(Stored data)
* * * *

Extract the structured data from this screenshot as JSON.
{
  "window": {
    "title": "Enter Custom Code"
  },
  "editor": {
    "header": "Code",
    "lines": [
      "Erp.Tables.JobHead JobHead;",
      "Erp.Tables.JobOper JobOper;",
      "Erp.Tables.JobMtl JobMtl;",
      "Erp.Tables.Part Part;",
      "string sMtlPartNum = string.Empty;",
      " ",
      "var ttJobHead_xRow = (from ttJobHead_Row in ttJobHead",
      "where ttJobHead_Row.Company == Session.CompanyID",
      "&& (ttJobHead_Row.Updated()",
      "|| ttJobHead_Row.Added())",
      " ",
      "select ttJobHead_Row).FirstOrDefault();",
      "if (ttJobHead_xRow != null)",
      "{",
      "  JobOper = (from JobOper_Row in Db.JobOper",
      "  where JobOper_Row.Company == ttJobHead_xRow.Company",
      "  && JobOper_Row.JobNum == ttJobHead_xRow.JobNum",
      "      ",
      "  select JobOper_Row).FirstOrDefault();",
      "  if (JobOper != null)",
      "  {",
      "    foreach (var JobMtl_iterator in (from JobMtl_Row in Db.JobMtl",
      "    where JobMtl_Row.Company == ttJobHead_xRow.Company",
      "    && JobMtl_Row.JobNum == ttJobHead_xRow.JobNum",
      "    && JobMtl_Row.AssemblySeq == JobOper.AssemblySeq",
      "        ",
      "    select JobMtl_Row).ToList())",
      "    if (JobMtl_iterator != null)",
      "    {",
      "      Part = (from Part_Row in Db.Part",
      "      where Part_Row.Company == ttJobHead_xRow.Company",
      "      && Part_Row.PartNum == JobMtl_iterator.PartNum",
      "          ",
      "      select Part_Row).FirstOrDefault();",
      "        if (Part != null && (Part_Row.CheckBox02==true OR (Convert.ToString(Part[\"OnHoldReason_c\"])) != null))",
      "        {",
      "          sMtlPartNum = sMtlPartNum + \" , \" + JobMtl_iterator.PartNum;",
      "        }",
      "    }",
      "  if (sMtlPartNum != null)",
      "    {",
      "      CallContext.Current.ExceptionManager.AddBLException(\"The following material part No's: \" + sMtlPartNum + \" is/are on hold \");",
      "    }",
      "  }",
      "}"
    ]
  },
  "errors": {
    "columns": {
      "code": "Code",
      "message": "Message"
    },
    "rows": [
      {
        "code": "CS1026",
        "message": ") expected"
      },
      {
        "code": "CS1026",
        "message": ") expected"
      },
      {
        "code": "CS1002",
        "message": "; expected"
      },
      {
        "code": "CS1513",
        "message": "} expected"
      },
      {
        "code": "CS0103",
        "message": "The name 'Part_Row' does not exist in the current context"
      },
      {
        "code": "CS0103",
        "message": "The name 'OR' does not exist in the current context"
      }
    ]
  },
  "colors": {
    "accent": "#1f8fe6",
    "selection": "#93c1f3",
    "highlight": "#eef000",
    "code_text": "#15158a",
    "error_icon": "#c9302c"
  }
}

* * * *

YOUR OBJECTIVE — Set all of the entries down again, exactly as they were given.

WRITTEN RESPONSE —
Extract the structured data from this screenshot as JSON.
{
  "window": {
    "title": "Enter Custom Code"
  },
  "editor": {
    "header": "Code",
    "lines": [
      "Erp.Tables.JobHead JobHead;",
      "Erp.Tables.JobOper JobOper;",
      "Erp.Tables.JobMtl JobMtl;",
      "Erp.Tables.Part Part;",
      "string sMtlPartNum = string.Empty;",
      " ",
      "var ttJobHead_xRow = (from ttJobHead_Row in ttJobHead",
      "where ttJobHead_Row.Company == Session.CompanyID",
      "&& (ttJobHead_Row.Updated()",
      "|| ttJobHead_Row.Added())",
      " ",
      "select ttJobHead_Row).FirstOrDefault();",
      "if (ttJobHead_xRow != null)",
      "{",
      "  JobOper = (from JobOper_Row in Db.JobOper",
      "  where JobOper_Row.Company == ttJobHead_xRow.Company",
      "  && JobOper_Row.JobNum == ttJobHead_xRow.JobNum",
      "      ",
      "  select JobOper_Row).FirstOrDefault();",
      "  if (JobOper != null)",
      "  {",
      "    foreach (var JobMtl_iterator in (from JobMtl_Row in Db.JobMtl",
      "    where JobMtl_Row.Company == ttJobHead_xRow.Company",
      "    && JobMtl_Row.JobNum == ttJobHead_xRow.JobNum",
      "    && JobMtl_Row.AssemblySeq == JobOper.AssemblySeq",
      "        ",
      "    select JobMtl_Row).ToList())",
      "    if (JobMtl_iterator != null)",
      "    {",
      "      Part = (from Part_Row in Db.Part",
      "      where Part_Row.Company == ttJobHead_xRow.Company",
      "      && Part_Row.PartNum == JobMtl_iterator.PartNum",
      "          ",
      "      select Part_Row).FirstOrDefault();",
      "        if (Part != null && (Part_Row.CheckBox02==true OR (Convert.ToString(Part[\"OnHoldReason_c\"])) != null))",
      "        {",
      "          sMtlPartNum = sMtlPartNum + \" , \" + JobMtl_iterator.PartNum;",
      "        }",
      "    }",
      "  if (sMtlPartNum != null)",
      "    {",
      "      CallContext.Current.ExceptionManager.AddBLException(\"The following material part No's: \" + sMtlPartNum + \" is/are on hold \");",
      "    }",
      "  }",
      "}"
    ]
  },
  "errors": {
    "columns": {
      "code": "Code",
      "message": "Message"
    },
    "rows": [
      {
        "code": "CS1026",
        "message": ") expected"
      },
      {
        "code": "CS1026",
        "message": ") expected"
      },
      {
        "code": "CS1002",
        "message": "; expected"
      },
      {
        "code": "CS1513",
        "message": "} expected"
      },
      {
        "code": "CS0103",
        "message": "The name 'Part_Row' does not exist in the current context"
      },
      {
        "code": "CS0103",
        "message": "The name 'OR' does not exist in the current context"
      }
    ]
  },
  "colors": {
    "accent": "#1f8fe6",
    "selection": "#93c1f3",
    "highlight": "#eef000",
    "code_text": "#15158a",
    "error_icon": "#c9302c"
  }
}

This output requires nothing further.